## Records provided
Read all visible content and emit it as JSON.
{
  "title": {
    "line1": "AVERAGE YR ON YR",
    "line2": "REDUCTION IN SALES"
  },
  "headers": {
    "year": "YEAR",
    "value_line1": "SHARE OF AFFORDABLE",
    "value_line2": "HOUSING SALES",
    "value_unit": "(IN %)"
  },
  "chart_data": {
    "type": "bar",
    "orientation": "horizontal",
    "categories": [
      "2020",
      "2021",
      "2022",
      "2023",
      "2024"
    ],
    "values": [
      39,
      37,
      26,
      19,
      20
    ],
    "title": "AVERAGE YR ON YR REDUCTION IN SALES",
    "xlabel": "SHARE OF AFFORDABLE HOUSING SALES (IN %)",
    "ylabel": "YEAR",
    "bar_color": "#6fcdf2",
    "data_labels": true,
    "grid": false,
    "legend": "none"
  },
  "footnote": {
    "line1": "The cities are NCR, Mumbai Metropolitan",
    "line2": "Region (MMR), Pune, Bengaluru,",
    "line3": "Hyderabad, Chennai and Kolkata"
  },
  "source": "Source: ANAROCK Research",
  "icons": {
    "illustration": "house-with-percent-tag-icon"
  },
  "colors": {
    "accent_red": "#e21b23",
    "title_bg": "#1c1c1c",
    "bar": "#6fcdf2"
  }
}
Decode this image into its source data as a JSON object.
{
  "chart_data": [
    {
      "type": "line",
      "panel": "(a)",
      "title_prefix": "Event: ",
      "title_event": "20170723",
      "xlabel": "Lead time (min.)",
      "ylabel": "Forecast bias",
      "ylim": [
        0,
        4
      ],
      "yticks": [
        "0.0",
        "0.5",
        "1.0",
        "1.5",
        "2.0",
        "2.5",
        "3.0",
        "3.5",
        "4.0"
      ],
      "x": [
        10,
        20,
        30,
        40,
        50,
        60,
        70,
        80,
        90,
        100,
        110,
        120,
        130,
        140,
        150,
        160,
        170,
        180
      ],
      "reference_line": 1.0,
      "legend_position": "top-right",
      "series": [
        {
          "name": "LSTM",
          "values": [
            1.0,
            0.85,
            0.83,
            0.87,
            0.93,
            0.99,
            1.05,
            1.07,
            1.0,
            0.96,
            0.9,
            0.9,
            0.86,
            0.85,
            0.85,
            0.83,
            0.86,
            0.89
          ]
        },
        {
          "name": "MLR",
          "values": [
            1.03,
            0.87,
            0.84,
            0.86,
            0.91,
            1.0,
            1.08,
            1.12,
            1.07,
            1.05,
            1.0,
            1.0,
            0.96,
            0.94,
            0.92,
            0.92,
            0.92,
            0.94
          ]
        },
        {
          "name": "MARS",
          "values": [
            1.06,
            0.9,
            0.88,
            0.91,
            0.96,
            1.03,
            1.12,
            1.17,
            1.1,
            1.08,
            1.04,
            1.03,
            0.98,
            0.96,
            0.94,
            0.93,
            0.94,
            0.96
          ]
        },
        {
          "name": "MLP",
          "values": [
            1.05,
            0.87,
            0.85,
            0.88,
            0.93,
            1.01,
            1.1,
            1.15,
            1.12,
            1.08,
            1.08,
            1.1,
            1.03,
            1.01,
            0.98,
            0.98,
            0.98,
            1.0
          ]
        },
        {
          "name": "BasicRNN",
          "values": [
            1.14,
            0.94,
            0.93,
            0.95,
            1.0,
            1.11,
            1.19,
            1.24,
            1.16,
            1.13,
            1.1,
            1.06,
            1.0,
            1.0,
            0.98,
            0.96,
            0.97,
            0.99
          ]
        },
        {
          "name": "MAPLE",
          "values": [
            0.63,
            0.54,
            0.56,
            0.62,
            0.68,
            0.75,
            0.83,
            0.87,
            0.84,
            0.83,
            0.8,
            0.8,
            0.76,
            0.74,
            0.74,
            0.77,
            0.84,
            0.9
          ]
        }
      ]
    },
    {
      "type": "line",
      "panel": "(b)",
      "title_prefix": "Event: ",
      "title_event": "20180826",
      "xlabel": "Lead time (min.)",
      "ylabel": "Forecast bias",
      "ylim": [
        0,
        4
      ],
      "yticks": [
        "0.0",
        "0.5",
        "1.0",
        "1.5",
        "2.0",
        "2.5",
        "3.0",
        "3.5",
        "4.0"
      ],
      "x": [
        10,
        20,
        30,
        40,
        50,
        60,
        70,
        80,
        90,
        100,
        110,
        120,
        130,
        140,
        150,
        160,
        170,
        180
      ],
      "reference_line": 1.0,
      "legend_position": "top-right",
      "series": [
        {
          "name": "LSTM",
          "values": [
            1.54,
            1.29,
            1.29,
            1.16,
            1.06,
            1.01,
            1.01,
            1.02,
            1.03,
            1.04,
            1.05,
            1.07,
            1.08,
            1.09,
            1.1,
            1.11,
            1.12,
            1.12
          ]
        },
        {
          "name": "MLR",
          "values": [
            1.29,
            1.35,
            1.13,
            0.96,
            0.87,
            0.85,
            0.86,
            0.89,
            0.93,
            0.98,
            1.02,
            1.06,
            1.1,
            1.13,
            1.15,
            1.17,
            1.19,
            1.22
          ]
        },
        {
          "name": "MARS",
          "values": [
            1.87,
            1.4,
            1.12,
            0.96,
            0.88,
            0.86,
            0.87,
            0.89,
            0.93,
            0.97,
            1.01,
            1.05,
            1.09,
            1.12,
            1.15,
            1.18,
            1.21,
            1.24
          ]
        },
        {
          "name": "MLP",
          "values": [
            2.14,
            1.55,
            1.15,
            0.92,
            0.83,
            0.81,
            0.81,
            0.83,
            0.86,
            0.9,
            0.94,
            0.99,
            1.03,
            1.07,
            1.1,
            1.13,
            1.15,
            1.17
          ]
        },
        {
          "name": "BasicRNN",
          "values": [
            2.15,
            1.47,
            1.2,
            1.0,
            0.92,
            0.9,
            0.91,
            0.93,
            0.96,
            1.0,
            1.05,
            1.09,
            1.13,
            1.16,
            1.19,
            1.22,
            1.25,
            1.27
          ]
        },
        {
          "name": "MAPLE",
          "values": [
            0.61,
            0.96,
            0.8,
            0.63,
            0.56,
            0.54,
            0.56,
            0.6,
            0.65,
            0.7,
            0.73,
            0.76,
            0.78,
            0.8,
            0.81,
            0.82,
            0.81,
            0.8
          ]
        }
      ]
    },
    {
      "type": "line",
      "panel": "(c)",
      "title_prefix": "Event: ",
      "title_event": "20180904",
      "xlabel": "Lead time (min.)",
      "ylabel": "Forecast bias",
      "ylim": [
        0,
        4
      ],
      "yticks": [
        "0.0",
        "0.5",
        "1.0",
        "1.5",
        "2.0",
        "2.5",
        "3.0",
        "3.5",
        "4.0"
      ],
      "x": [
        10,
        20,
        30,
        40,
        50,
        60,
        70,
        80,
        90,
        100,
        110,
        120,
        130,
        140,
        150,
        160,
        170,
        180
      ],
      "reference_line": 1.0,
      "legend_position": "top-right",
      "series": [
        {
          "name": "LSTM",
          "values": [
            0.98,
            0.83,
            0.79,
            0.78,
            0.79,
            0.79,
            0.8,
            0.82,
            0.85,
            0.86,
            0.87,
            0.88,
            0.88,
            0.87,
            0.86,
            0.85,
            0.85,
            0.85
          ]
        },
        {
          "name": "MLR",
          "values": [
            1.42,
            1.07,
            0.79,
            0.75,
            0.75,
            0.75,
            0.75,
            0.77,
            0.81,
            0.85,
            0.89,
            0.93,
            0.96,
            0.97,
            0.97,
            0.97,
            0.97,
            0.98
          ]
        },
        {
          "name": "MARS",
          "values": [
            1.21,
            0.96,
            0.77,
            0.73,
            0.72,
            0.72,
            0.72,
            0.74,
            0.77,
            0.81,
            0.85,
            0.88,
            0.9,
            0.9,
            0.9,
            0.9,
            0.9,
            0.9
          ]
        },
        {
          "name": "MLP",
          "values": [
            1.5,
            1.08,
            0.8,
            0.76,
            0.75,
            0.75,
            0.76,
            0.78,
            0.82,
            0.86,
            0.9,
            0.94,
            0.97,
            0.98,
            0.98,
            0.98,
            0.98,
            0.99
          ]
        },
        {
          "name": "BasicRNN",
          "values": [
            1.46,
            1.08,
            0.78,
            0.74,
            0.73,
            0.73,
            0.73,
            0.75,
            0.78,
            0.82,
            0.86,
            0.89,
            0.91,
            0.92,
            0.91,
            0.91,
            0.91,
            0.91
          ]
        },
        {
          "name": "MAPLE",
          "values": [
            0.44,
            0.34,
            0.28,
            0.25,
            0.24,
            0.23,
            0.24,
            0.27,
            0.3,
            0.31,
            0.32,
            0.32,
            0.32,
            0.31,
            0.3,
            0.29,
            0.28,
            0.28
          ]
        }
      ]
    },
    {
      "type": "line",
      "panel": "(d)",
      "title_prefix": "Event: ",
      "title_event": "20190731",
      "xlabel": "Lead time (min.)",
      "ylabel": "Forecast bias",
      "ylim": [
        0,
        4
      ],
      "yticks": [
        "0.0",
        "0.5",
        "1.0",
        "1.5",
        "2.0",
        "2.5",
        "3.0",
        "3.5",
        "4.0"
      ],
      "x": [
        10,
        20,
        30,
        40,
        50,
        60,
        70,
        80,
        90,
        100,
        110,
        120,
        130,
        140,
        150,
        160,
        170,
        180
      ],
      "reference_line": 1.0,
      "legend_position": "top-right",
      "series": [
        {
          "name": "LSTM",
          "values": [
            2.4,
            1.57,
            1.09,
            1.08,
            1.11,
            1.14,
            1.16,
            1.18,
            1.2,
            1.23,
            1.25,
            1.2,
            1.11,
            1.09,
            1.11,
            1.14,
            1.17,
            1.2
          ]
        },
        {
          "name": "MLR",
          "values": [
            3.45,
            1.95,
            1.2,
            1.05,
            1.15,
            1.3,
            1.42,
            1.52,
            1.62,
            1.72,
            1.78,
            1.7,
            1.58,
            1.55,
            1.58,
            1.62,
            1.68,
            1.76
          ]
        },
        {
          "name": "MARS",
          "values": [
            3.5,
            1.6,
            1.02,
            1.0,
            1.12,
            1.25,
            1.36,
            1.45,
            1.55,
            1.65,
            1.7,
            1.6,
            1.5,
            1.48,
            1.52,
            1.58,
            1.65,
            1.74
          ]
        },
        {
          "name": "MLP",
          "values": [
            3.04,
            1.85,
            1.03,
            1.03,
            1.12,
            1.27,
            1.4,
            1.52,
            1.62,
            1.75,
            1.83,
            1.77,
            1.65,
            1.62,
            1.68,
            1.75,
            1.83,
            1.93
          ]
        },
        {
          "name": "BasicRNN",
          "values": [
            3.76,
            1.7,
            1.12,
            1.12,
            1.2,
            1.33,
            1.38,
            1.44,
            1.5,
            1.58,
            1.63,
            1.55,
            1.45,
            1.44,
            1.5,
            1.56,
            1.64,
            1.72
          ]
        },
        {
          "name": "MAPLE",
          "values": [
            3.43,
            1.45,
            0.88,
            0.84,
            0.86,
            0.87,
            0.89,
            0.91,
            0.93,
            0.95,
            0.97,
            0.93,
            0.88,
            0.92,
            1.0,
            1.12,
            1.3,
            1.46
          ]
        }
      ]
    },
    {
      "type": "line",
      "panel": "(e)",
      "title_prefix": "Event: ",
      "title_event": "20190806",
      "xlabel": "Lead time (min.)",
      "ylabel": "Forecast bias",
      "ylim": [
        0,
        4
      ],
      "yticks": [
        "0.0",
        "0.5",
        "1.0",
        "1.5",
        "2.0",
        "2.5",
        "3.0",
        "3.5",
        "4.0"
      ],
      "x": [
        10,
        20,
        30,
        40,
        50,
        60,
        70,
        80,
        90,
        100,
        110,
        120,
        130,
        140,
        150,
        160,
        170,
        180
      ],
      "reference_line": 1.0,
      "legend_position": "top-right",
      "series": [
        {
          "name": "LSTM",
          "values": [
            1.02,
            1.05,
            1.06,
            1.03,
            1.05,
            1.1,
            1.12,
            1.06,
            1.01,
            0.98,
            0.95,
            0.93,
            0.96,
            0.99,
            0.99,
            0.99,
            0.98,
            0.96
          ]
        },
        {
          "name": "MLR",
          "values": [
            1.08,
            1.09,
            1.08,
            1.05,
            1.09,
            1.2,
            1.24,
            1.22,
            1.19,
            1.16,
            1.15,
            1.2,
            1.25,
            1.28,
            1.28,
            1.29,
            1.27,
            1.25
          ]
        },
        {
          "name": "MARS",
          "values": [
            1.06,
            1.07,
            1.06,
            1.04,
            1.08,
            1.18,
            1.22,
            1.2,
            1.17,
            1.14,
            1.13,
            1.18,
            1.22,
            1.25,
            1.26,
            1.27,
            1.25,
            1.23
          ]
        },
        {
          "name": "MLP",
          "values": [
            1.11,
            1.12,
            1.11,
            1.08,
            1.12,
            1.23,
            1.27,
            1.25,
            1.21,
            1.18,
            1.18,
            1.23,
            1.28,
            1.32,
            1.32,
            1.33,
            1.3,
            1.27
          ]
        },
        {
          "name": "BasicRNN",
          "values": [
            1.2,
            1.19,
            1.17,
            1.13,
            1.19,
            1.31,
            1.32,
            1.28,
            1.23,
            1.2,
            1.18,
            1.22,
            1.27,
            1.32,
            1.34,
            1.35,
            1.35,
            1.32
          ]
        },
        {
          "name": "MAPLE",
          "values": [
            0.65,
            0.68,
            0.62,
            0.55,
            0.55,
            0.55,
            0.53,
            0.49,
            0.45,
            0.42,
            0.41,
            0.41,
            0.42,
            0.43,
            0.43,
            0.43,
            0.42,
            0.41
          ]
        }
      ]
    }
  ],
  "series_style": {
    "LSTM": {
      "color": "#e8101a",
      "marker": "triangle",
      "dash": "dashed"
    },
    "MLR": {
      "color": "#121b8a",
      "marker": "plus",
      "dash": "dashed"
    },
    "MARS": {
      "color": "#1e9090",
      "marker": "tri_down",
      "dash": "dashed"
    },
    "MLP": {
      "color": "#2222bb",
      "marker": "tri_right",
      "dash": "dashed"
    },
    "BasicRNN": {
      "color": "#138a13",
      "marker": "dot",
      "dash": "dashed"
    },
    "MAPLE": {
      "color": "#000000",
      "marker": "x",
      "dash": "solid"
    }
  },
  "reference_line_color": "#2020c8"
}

## Goal
Copy each line in the data that holds the word "SHARE".

## Task answer
    "value_line1": "SHARE OF AFFORDABLE",
    "xlabel": "SHARE OF AFFORDABLE HOUSING SALES (IN %)",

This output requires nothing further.